> **What is expected**: Copy every line of the records below where the word "water" occurs.

** Start of Records supplied **

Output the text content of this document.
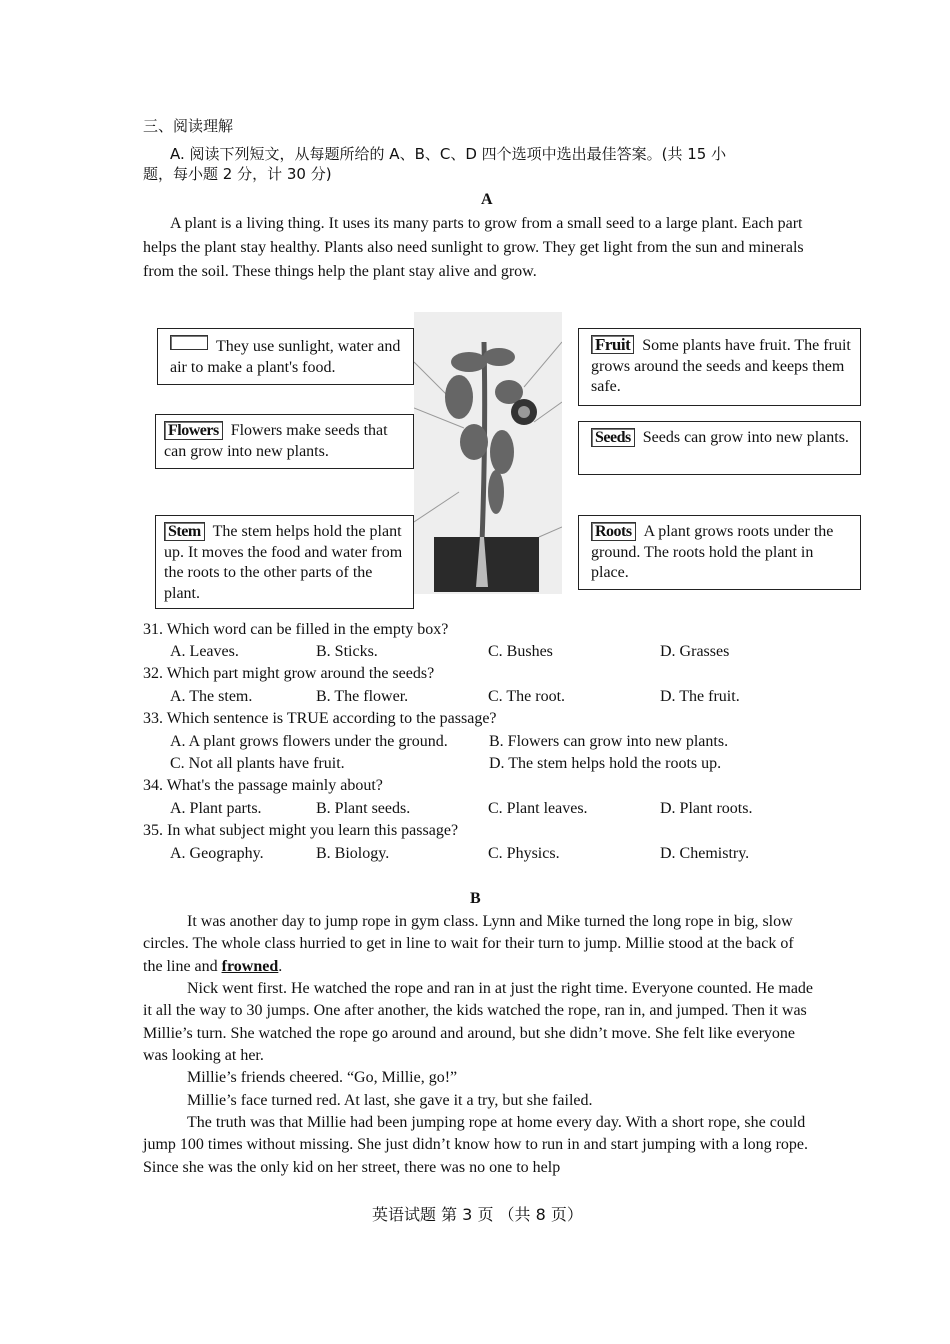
三、阅读理解
A. 阅读下列短文，从每题所给的 A、B、C、D 四个选项中选出最佳答案。(共 15 小
题，每小题 2 分，计 30 分)
A

A plant is a living thing. It uses its many parts to grow from a small seed to a large plant. Each part helps the plant stay healthy. Plants also need sunlight to grow. They get light from the sun and minerals from the soil. These things help the plant stay alive and grow.

They use sunlight, water and air to make a plant's food.
Flowers Flowers make seeds that can grow into new plants.
Stem The stem helps hold the plant up. It moves the food and water from the roots to the other parts of the plant.
Fruit Some plants have fruit. The fruit grows around the seeds and keeps them safe.
Seeds Seeds can grow into new plants.
Roots A plant grows roots under the ground. The roots hold the plant in place.
31. Which word can be filled in the empty box?
A. Leaves.	B. Sticks.	C. Bushes	D. Grasses
32. Which part might grow around the seeds?
A. The stem.	B. The flower.	C. The root.	D. The fruit.
33. Which sentence is TRUE according to the passage?
A. A plant grows flowers under the ground.	B. Flowers can grow into new plants.
C. Not all plants have fruit.	D. The stem helps hold the roots up.
34. What's the passage mainly about?
A. Plant parts.	B. Plant seeds.	C. Plant leaves.	D. Plant roots.
35. In what subject might you learn this passage?
A. Geography.	B. Biology.	C. Physics.	D. Chemistry.
B

It was another day to jump rope in gym class. Lynn and Mike turned the long rope in big, slow circles. The whole class hurried to get in line to wait for their turn to jump. Millie stood at the back of the line and frowned.

Nick went first. He watched the rope and ran in at just the right time. Everyone counted. He made it all the way to 30 jumps. One after another, the kids watched the rope, ran in, and jumped. Then it was Millie’s turn. She watched the rope go around and around, but she didn’t move. She felt like everyone was looking at her.

Millie’s friends cheered. “Go, Millie, go!”

Millie’s face turned red. At last, she gave it a try, but she failed.

The truth was that Millie had been jumping rope at home every day. With a short rope, she could jump 100 times without missing. She just didn’t know how to run in and start jumping with a long rope. Since she was the only kid on her street, there was no one to help

英语试题 第 3 页 （共 8 页）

** End of Records supplied **

> **Solution below**:
They use sunlight, water and air to make a plant's food.
Stem The stem helps hold the plant up. It moves the food and water from the roots to the other parts of the plant.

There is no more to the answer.